(Excerpt from a dataset)
________________
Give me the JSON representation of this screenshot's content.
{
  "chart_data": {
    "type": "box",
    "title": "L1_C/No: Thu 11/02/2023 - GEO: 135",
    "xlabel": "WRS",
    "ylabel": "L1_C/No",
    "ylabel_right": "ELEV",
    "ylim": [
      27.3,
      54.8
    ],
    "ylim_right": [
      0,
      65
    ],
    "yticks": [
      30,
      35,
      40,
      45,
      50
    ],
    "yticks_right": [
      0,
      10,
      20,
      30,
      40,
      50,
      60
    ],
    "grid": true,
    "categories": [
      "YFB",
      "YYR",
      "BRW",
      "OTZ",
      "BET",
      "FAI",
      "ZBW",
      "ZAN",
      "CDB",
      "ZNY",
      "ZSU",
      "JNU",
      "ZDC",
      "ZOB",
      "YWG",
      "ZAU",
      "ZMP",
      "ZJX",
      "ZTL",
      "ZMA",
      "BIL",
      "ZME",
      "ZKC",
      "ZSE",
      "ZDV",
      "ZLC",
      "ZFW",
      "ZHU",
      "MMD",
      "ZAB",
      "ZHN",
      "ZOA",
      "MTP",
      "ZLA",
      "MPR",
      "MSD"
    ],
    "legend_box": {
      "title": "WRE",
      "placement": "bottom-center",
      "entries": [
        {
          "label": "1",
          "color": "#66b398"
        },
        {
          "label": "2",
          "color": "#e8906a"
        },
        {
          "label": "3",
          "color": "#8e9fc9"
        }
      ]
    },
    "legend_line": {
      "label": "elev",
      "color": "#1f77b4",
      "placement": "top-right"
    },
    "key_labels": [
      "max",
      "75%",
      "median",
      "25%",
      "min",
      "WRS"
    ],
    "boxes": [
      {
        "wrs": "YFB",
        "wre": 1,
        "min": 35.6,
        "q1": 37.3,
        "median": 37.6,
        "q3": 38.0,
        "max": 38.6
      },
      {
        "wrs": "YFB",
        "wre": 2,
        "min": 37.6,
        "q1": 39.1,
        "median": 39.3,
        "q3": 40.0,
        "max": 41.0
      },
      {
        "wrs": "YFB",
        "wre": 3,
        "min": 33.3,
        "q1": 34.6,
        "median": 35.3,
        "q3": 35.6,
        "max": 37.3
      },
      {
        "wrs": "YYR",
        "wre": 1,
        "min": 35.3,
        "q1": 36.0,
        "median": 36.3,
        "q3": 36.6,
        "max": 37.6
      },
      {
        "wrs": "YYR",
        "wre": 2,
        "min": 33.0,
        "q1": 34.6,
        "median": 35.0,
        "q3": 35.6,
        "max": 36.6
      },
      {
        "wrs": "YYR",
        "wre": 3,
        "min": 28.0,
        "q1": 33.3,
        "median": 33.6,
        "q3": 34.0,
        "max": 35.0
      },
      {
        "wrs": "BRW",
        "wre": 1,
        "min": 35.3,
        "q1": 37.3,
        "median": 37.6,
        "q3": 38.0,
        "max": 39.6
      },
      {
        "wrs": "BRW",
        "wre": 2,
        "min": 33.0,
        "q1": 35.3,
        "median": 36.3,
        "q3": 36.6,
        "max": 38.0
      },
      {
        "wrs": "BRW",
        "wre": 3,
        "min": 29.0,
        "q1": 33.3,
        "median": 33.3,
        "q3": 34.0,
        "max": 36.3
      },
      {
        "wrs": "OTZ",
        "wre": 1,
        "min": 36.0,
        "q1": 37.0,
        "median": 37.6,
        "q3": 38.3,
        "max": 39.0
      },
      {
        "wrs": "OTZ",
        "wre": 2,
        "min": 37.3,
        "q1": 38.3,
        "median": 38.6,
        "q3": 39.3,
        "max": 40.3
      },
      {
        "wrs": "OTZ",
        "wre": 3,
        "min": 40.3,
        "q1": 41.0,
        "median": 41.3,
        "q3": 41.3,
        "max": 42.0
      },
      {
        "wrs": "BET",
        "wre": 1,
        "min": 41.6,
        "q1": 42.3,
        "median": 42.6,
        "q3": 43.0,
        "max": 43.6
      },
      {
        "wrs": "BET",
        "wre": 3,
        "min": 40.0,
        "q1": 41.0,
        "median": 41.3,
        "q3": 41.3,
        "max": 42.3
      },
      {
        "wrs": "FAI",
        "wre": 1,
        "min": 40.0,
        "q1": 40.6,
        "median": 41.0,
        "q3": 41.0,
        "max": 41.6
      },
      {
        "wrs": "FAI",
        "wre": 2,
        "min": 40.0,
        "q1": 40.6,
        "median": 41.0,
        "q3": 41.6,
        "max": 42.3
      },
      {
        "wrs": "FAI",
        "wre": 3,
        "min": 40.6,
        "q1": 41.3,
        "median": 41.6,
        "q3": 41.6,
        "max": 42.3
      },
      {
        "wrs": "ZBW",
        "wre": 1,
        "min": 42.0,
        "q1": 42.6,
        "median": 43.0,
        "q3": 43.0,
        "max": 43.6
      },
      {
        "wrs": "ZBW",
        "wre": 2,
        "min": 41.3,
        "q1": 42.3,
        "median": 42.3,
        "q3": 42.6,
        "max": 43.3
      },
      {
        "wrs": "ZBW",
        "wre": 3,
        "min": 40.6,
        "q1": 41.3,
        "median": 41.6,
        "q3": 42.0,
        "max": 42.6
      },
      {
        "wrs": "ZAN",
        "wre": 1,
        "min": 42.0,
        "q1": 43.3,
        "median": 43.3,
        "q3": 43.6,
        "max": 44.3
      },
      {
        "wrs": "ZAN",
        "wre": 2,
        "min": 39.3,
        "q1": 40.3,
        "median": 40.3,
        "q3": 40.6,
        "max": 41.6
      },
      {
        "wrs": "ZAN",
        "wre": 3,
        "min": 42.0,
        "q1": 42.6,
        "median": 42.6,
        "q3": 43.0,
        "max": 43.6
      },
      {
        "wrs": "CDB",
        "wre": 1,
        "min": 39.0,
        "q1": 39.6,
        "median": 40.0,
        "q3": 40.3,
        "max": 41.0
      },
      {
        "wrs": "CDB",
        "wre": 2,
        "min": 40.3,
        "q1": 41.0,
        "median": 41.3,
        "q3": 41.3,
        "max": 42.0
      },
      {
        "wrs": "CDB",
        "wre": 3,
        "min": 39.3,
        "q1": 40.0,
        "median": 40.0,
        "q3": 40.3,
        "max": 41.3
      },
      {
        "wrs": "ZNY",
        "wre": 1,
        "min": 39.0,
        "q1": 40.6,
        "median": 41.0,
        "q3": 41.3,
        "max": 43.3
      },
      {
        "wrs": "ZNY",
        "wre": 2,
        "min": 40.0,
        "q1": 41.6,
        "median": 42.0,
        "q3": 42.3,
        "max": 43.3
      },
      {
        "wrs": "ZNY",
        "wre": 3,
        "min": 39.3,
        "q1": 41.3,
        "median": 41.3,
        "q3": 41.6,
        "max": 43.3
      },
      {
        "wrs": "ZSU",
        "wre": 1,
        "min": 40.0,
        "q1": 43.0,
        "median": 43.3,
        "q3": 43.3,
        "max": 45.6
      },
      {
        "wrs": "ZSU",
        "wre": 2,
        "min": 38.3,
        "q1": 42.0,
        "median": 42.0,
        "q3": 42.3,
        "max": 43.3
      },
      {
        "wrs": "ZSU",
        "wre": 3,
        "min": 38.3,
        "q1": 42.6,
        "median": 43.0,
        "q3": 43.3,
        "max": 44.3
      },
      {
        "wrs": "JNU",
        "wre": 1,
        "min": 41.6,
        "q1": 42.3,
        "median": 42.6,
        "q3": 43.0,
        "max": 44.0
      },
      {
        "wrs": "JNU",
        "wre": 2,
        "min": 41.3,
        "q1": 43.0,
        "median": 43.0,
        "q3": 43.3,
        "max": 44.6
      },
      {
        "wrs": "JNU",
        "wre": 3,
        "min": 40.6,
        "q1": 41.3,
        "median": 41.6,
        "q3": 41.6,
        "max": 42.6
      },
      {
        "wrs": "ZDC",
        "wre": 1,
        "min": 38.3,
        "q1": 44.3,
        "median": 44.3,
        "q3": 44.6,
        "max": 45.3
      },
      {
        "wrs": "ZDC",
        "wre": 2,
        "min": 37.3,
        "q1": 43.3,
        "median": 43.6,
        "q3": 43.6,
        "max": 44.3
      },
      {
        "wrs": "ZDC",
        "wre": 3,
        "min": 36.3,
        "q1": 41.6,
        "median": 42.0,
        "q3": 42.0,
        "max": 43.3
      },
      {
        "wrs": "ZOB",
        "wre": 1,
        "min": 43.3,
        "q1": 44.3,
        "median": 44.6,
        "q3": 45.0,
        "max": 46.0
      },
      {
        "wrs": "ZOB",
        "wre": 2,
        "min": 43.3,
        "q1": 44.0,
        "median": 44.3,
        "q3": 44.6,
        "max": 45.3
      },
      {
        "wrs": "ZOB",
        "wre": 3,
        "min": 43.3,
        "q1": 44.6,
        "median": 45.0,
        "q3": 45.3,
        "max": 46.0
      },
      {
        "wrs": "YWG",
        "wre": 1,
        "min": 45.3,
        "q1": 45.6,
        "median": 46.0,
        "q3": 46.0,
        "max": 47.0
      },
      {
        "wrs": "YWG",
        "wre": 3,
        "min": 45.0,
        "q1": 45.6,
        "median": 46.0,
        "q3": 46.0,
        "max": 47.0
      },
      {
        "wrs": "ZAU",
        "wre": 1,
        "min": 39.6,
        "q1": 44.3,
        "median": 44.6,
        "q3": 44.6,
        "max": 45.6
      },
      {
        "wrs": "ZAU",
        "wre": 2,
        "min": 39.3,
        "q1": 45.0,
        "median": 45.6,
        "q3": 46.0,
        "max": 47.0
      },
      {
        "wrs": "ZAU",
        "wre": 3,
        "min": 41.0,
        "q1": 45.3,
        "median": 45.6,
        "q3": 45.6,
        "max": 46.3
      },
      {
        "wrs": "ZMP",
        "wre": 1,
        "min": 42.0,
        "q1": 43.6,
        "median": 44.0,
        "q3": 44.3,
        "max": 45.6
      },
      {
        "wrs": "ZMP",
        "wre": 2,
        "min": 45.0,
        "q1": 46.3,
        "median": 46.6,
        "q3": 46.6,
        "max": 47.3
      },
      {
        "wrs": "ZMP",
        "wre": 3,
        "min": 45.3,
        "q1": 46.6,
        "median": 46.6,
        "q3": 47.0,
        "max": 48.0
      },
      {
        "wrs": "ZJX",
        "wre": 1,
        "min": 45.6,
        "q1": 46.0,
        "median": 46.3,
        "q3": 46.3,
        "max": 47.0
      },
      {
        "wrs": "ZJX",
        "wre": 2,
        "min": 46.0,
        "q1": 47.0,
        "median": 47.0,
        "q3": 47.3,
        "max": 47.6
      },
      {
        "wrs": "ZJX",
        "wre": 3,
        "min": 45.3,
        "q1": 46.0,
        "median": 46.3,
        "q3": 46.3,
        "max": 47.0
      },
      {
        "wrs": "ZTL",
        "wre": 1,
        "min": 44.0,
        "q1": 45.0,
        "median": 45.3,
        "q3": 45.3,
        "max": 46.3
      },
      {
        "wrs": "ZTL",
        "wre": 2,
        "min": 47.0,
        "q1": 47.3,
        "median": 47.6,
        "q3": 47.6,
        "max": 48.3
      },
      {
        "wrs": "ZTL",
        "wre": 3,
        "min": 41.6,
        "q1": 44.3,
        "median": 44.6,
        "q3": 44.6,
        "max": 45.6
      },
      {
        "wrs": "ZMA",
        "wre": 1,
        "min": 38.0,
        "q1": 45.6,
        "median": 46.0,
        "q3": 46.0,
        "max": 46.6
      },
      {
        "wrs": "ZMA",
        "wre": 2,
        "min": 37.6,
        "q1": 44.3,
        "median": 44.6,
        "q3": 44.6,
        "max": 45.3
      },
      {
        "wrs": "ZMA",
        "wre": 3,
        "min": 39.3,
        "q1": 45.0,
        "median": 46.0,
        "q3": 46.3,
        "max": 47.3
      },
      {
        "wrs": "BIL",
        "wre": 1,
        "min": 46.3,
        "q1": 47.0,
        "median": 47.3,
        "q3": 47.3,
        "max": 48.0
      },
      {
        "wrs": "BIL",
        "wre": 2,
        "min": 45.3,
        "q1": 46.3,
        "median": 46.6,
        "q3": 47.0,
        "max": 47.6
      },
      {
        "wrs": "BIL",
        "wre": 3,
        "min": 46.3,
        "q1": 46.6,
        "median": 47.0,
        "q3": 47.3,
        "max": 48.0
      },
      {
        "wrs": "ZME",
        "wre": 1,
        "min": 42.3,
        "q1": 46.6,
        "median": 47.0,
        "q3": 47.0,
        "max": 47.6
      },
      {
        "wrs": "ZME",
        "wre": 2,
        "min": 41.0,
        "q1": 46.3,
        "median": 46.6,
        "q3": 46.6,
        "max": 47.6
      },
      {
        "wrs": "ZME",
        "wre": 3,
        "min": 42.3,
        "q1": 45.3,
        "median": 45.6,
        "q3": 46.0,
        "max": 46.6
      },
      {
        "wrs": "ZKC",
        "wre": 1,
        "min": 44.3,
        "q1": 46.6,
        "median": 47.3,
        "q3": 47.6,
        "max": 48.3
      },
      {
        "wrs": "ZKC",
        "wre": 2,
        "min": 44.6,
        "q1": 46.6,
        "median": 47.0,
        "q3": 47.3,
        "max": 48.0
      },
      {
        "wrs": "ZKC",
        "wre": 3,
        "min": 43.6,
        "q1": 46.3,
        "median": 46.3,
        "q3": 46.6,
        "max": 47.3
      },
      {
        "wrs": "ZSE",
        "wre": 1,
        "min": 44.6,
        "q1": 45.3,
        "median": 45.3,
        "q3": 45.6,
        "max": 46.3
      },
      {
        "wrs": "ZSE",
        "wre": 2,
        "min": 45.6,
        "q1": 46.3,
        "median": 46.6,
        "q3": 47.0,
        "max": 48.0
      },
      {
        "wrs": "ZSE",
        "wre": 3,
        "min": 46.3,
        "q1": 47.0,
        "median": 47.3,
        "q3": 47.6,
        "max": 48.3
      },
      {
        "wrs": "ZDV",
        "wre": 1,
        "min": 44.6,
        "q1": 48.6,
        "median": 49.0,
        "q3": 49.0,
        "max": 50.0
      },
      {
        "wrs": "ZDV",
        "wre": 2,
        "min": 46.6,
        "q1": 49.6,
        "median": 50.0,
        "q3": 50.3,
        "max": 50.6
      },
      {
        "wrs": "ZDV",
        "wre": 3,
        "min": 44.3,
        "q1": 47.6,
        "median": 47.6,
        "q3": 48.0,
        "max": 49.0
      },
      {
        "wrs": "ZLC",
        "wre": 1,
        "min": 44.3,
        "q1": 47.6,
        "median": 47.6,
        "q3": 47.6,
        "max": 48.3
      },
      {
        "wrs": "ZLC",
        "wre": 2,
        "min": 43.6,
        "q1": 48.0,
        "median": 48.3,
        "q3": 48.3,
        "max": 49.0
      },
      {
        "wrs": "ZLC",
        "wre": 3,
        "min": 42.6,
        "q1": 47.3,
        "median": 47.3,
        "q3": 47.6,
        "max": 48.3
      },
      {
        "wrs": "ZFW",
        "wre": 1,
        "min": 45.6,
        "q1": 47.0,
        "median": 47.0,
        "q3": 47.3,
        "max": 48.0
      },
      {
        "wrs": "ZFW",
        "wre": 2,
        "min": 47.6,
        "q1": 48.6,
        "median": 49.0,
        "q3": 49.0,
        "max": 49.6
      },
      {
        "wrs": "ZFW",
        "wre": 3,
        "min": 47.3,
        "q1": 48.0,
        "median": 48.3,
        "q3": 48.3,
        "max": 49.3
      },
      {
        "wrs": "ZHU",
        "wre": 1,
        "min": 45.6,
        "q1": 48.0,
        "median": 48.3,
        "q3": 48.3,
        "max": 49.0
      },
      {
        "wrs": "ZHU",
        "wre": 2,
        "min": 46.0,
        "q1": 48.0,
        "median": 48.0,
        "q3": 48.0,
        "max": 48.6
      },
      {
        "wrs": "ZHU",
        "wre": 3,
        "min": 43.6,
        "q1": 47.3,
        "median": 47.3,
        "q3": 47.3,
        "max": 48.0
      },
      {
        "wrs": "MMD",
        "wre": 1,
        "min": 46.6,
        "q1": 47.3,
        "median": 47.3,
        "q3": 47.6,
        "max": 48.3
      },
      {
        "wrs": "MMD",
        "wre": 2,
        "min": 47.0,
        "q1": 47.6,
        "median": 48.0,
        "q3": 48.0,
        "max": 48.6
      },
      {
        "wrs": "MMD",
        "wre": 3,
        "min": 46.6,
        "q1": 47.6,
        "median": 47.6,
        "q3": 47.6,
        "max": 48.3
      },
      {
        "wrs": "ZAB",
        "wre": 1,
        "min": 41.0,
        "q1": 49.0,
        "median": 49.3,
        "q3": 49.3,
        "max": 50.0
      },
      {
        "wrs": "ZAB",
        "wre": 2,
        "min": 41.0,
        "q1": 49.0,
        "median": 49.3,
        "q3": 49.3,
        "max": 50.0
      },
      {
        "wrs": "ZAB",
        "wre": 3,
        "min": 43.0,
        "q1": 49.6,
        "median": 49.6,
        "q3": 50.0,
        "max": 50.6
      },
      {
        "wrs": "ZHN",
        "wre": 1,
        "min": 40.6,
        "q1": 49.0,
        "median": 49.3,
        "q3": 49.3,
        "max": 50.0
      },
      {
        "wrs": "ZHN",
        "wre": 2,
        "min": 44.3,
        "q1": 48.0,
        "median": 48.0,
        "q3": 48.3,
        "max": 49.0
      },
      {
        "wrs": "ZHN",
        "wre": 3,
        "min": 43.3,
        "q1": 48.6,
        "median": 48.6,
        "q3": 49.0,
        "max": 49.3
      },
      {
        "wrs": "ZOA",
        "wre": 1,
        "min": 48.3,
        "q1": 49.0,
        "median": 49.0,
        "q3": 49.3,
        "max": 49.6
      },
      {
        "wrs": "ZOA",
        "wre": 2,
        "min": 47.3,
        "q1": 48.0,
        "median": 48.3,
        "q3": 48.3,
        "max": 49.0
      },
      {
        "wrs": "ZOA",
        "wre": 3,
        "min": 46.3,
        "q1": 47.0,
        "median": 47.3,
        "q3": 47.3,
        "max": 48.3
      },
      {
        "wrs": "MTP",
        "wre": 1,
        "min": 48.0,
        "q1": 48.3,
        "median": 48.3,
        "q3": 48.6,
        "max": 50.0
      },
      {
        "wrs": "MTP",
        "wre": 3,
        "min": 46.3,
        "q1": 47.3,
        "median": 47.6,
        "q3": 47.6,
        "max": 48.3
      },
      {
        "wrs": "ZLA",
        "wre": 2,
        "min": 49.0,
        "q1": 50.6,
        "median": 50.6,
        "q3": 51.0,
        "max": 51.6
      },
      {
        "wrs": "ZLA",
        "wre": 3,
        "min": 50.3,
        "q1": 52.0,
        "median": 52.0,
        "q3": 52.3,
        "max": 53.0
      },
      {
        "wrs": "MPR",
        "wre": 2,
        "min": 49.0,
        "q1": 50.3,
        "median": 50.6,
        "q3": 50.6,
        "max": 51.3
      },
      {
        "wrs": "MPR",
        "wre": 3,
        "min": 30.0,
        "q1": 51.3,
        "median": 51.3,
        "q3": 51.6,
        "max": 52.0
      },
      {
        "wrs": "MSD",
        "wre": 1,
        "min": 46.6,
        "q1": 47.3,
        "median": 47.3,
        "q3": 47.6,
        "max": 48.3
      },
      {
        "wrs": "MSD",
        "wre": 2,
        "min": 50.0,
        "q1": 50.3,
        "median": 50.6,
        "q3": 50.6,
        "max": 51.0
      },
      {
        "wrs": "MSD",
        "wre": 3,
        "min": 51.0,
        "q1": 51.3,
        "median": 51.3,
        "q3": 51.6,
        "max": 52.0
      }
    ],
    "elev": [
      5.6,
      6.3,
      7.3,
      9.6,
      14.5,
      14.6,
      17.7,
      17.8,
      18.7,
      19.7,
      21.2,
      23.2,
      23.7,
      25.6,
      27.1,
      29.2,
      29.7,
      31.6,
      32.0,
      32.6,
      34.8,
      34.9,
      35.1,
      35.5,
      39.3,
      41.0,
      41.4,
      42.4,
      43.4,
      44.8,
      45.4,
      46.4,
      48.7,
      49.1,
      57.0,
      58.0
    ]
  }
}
________________
* What the task asks
Gather up the lines containing the word "placement" from these records and copy them.

* Task answer
      "placement": "bottom-center",
      "placement": "top-right"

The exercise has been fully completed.